**DIRECTIVE**. Pick out every line of the entries below where "KOKC" occurs, and copy those lines.

**DATA IN THIS EXERCISE**.
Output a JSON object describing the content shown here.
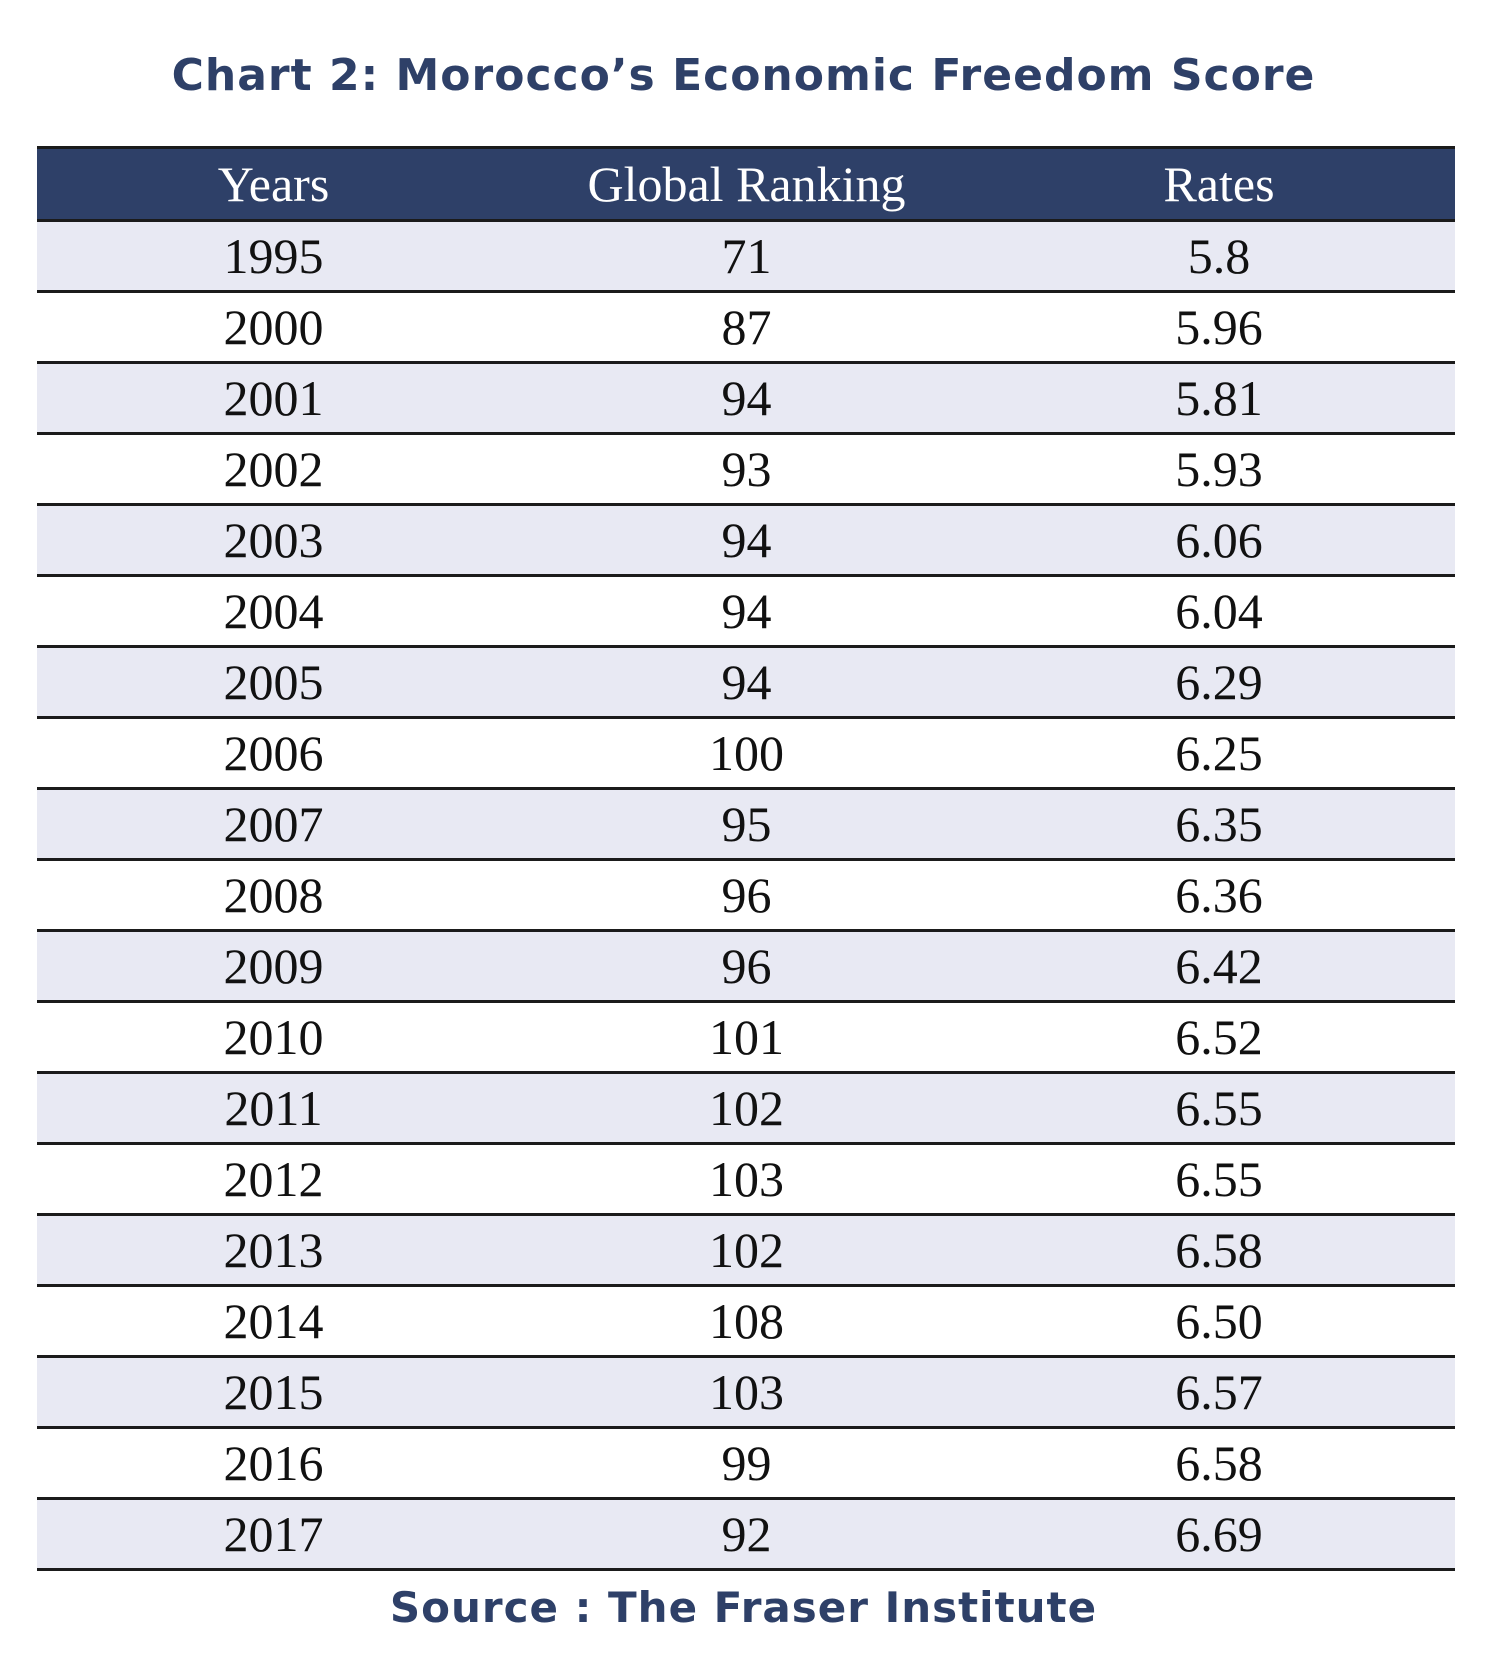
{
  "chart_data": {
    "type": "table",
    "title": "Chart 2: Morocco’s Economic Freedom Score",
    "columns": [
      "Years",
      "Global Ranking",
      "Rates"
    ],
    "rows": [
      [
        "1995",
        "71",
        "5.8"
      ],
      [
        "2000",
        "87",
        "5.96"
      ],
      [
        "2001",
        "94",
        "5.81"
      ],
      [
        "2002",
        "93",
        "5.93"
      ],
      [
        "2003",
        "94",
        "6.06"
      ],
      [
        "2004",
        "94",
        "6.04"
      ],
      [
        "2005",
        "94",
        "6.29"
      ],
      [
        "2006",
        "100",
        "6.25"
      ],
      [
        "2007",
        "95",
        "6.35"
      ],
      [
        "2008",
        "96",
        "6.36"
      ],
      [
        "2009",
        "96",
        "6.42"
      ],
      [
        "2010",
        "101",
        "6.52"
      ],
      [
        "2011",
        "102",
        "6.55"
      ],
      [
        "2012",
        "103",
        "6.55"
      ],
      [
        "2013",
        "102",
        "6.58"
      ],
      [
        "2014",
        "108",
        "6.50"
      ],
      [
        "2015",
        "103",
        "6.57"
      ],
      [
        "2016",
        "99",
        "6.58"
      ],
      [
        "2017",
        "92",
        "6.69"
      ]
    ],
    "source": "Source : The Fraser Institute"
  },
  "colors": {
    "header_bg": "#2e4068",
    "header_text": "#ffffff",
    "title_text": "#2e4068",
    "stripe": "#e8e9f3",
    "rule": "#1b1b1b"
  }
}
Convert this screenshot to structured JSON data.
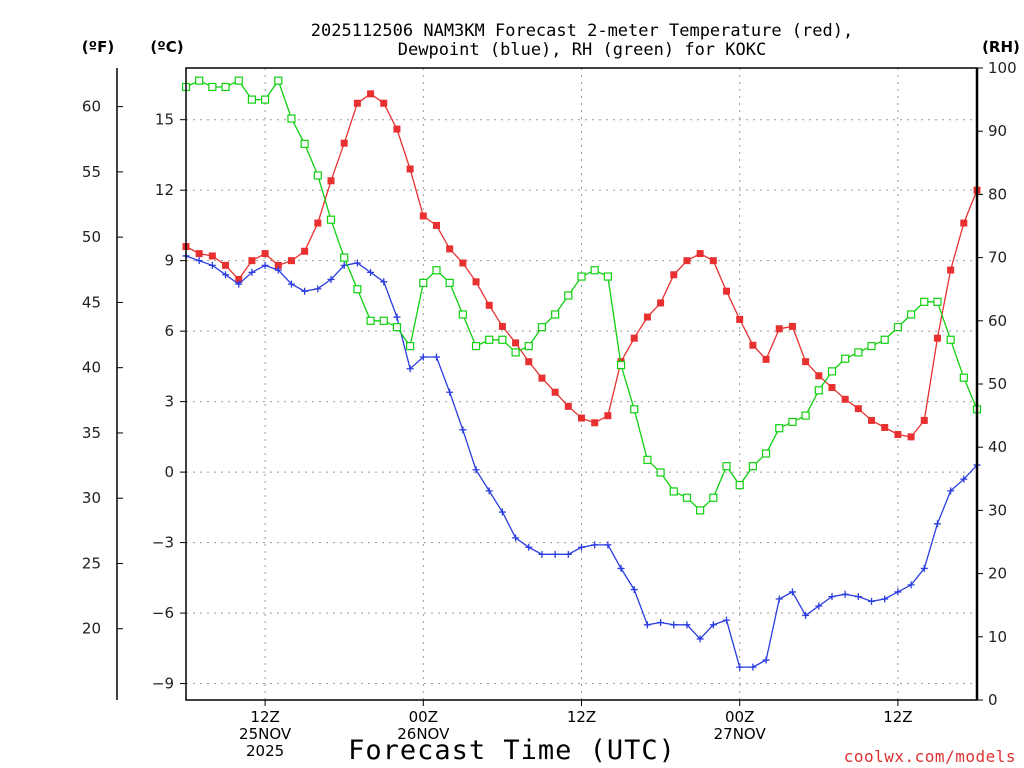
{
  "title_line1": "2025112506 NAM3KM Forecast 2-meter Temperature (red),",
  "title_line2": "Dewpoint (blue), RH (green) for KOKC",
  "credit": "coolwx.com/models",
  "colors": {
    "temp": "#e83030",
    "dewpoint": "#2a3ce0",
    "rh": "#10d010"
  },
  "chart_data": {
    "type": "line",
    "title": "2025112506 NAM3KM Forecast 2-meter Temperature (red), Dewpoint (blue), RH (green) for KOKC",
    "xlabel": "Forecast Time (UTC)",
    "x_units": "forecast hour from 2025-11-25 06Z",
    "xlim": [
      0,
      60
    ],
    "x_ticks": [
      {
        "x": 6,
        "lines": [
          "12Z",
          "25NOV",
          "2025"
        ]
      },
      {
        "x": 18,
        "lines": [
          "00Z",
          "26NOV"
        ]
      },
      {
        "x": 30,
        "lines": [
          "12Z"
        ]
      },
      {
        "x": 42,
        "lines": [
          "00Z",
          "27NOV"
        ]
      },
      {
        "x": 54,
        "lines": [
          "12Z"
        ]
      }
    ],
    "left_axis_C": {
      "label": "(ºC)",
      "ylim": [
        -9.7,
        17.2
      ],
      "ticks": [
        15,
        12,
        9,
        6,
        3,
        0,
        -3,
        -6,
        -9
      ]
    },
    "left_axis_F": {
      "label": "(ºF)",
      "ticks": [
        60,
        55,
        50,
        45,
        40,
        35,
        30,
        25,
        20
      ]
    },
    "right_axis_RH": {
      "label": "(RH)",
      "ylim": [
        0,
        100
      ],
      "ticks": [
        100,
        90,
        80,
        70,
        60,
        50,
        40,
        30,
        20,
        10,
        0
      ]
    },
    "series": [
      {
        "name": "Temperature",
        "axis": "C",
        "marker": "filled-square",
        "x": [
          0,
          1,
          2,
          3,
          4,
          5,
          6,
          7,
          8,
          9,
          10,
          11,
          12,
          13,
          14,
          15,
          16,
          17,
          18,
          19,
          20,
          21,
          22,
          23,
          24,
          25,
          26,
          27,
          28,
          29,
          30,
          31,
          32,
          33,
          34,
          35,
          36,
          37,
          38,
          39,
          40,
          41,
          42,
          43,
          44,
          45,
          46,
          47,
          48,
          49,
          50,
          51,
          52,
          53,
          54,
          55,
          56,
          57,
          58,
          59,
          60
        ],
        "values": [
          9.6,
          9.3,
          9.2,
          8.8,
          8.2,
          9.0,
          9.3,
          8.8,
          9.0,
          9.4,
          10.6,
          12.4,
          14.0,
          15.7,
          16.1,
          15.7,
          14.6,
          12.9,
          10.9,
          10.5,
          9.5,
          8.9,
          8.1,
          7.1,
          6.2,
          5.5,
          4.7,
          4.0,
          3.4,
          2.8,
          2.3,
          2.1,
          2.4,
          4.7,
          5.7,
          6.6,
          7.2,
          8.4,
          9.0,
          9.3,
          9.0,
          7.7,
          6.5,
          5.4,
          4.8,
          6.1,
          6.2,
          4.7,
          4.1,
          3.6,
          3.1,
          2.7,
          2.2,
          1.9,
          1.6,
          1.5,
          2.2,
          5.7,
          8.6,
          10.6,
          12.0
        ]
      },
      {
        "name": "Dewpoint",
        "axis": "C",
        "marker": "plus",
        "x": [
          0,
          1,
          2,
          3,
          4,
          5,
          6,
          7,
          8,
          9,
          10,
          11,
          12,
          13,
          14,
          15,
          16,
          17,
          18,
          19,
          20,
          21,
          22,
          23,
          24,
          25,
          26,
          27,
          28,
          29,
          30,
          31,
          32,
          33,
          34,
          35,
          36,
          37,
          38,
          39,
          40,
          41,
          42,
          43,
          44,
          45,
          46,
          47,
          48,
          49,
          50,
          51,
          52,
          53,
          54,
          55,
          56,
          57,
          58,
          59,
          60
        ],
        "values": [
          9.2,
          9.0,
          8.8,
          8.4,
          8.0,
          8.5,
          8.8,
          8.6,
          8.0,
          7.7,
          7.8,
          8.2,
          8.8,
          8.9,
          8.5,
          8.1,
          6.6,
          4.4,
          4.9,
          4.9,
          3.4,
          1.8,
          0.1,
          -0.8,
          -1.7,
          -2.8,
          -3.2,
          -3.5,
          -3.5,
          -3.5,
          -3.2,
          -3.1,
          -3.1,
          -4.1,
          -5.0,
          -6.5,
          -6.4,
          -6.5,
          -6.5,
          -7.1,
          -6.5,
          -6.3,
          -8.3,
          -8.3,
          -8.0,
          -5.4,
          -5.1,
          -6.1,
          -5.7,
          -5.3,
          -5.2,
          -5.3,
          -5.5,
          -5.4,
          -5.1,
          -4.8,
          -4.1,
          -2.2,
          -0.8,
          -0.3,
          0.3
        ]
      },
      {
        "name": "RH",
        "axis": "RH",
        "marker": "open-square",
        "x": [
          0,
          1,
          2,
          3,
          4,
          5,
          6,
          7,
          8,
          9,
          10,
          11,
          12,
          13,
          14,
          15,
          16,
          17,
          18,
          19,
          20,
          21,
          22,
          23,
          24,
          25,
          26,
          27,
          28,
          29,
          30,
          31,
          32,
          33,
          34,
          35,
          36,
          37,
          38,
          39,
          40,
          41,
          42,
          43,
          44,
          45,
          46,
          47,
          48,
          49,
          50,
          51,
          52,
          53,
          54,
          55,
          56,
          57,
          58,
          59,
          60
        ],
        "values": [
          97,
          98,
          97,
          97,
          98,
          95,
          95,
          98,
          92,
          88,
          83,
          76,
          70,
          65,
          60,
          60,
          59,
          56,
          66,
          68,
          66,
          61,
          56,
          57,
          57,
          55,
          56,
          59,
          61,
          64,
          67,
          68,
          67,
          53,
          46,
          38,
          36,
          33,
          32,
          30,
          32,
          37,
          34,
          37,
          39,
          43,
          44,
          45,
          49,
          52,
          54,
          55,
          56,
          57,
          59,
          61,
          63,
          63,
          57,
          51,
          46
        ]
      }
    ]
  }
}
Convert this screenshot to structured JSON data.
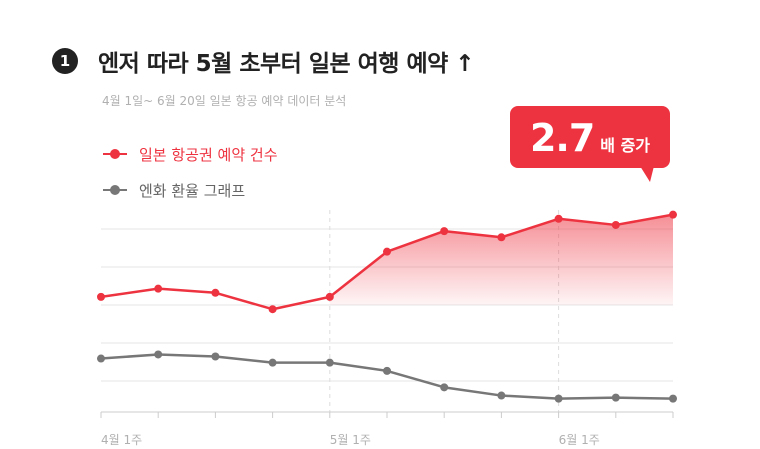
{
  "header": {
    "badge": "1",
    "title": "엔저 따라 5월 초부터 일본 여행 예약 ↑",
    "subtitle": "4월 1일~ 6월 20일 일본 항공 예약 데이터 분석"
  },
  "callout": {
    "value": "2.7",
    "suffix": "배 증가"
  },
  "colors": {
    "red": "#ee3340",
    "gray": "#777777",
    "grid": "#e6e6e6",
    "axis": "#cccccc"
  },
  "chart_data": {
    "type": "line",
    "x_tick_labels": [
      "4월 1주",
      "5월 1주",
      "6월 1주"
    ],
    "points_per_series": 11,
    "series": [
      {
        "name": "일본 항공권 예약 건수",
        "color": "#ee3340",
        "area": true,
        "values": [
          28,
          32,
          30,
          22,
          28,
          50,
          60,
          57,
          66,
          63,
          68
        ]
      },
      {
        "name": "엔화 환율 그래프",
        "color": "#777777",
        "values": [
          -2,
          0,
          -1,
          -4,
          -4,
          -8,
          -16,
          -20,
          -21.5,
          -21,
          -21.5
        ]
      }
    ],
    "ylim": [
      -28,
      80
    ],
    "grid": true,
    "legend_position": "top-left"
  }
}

**ANSWER TO THIS PROBLEM**.
  "title_line2": "Dewpoint (blue), RH (green) for KOKC",
    "title": "2025112506 NAM3KM Forecast 2-meter Temperature (red), Dewpoint (blue), RH (green) for KOKC",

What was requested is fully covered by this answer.